Goal:
From the records below, copy every line that contains the word "الهجري".

[Stored entries]

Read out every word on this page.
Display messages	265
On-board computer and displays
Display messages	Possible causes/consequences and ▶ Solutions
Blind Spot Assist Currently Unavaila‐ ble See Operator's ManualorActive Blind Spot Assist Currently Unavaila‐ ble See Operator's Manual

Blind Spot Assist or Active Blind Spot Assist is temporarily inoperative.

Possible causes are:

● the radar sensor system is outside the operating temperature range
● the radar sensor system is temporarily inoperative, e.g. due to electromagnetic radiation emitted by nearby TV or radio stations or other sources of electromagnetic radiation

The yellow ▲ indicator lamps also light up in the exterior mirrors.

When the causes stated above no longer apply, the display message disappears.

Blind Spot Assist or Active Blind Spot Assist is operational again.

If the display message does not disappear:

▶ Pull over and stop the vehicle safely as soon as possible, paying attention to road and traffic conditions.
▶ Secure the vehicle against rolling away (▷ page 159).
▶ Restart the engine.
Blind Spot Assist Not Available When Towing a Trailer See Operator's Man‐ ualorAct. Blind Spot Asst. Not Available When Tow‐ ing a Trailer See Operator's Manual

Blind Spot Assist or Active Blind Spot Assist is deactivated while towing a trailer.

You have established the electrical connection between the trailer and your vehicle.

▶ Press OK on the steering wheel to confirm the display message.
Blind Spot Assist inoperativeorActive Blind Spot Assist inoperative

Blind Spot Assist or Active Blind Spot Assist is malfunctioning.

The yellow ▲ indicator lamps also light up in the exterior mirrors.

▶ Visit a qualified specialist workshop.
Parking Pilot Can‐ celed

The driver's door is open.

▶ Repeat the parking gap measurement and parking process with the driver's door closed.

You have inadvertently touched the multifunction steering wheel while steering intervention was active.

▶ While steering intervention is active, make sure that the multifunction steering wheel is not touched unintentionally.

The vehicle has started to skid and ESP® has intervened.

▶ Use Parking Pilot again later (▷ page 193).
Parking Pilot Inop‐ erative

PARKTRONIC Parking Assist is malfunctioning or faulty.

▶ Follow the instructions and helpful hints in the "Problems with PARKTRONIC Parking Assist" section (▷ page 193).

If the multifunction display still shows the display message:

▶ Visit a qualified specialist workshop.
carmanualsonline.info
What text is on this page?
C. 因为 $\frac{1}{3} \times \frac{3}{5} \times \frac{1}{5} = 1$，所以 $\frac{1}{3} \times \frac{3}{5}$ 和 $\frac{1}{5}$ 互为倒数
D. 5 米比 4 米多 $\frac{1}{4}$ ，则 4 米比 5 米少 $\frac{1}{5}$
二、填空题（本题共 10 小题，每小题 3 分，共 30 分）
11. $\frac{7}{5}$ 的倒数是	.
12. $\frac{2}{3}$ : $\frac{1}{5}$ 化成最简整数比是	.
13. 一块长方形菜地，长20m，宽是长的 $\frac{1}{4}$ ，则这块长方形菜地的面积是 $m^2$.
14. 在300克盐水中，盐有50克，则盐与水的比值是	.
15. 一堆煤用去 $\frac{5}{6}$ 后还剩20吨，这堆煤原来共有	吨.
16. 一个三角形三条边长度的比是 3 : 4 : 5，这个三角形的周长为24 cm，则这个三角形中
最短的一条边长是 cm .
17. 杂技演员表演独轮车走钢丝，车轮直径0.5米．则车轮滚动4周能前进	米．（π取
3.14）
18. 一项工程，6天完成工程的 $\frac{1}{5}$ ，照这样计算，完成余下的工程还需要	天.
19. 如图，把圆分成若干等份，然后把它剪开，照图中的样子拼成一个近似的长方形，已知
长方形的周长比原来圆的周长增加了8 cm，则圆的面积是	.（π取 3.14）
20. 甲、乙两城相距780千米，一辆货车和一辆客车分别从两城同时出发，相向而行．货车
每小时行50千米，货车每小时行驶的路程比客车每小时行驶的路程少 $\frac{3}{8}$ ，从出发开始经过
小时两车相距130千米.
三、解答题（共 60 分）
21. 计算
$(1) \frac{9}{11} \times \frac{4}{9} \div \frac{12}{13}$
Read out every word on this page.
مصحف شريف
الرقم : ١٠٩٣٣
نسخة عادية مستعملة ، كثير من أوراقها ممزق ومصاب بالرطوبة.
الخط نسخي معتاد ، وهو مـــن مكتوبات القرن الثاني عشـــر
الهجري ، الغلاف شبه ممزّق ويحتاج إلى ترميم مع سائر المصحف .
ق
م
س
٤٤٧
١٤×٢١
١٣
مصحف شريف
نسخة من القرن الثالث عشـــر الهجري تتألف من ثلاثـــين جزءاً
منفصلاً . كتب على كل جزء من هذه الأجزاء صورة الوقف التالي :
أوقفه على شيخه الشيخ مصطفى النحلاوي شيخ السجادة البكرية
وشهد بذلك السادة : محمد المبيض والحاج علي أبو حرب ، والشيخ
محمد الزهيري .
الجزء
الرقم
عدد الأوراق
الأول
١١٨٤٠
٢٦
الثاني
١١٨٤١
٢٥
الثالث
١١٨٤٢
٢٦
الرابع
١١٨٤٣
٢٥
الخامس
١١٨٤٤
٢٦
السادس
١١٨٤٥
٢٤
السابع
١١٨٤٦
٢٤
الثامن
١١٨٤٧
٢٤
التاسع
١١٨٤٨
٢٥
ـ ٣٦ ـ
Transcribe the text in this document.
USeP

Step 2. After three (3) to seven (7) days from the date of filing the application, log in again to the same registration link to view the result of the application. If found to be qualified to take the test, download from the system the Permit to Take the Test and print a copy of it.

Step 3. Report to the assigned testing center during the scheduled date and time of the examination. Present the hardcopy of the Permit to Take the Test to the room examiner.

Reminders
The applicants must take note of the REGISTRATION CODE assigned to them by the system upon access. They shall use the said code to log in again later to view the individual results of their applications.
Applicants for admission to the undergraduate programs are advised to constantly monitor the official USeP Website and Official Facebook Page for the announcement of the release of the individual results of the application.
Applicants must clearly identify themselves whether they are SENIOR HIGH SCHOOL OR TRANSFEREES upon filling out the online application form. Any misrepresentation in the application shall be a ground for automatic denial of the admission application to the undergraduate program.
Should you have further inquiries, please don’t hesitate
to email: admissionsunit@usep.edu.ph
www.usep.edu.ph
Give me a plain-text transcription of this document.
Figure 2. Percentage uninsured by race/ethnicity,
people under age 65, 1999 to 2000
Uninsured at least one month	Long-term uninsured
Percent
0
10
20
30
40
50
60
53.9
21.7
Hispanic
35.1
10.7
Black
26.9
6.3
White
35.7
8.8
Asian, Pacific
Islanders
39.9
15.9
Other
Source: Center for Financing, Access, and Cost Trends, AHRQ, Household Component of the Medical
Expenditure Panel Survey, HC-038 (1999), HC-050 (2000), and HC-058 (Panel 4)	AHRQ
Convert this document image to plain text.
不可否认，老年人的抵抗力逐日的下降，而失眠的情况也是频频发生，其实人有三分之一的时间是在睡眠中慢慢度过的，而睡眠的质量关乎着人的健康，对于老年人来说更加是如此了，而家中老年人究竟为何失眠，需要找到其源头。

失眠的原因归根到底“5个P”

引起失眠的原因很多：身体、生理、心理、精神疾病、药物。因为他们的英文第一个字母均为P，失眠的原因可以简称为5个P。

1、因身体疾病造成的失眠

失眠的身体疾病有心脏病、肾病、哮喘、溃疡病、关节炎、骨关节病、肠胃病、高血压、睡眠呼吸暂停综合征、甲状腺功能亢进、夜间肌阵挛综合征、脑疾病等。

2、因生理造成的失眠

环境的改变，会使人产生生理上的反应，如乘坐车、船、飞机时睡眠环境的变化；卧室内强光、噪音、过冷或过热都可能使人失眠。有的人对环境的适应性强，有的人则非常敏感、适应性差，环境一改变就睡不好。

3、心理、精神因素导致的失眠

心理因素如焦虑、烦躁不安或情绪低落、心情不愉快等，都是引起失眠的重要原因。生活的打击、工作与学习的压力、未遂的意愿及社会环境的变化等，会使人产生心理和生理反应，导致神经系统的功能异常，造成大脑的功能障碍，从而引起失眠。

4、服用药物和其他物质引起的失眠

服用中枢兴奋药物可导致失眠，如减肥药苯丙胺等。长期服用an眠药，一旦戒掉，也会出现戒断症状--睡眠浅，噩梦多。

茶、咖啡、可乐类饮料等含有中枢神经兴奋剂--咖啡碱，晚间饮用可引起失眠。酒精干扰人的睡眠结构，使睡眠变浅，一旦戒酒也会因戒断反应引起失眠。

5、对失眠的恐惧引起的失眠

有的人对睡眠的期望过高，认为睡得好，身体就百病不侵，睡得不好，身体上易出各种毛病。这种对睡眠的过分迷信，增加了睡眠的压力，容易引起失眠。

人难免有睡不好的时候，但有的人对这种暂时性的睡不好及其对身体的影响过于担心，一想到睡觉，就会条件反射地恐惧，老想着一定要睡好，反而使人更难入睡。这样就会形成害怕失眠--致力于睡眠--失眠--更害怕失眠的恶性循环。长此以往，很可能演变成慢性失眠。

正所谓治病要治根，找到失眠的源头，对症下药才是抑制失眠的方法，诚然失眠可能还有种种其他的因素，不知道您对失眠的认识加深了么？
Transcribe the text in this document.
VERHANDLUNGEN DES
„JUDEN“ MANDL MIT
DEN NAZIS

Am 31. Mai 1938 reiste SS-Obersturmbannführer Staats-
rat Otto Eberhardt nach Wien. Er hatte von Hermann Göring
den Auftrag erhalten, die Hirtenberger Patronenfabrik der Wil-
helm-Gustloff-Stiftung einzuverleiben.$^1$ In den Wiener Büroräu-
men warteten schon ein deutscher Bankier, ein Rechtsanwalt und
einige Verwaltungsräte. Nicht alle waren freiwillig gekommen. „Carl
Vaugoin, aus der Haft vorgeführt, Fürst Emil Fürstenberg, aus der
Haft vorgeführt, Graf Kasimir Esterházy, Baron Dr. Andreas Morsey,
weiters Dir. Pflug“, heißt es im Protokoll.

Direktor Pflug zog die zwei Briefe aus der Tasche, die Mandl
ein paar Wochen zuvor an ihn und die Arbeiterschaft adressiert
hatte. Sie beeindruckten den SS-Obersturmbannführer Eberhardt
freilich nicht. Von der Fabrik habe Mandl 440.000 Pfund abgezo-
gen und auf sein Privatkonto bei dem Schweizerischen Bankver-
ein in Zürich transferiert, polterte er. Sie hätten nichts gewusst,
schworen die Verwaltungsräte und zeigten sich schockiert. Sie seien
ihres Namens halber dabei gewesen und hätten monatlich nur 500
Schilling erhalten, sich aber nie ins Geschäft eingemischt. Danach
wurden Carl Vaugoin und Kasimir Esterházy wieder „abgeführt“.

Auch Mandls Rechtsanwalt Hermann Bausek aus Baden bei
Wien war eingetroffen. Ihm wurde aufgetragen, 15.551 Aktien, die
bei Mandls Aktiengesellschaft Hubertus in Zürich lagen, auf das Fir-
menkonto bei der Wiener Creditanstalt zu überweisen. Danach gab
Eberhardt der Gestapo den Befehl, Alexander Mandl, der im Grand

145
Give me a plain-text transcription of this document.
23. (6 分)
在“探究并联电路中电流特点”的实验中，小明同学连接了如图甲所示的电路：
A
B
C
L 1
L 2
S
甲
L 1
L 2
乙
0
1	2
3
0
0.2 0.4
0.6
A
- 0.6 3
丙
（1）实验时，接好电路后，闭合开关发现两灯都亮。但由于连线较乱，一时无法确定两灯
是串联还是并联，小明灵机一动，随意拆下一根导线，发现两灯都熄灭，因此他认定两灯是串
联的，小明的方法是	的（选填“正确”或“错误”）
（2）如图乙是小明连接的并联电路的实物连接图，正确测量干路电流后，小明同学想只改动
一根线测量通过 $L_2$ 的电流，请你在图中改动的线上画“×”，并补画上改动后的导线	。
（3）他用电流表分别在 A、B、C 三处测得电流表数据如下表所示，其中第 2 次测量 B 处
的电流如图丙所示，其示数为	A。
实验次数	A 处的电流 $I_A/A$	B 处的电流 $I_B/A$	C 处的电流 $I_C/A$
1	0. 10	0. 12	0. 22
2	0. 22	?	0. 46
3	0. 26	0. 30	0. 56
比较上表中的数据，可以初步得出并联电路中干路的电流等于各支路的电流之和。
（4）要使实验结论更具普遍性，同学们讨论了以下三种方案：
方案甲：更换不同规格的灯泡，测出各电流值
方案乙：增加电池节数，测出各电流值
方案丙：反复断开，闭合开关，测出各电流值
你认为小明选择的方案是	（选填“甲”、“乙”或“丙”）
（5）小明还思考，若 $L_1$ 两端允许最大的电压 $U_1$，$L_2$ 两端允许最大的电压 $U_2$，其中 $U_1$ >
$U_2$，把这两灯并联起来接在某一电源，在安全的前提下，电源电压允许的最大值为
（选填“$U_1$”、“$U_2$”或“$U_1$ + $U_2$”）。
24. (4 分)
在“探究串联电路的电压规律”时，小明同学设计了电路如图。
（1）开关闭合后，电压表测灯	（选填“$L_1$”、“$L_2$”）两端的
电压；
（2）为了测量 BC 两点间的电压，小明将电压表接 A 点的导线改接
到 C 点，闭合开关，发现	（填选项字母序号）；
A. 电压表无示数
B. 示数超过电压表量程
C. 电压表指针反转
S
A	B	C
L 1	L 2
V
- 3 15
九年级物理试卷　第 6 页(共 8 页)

Task answer:
الهجري ، الغلاف شبه ممزّق ويحتاج إلى ترميم مع سائر المصحف .
نسخة من القرن الثالث عشـــر الهجري تتألف من ثلاثـــين جزءاً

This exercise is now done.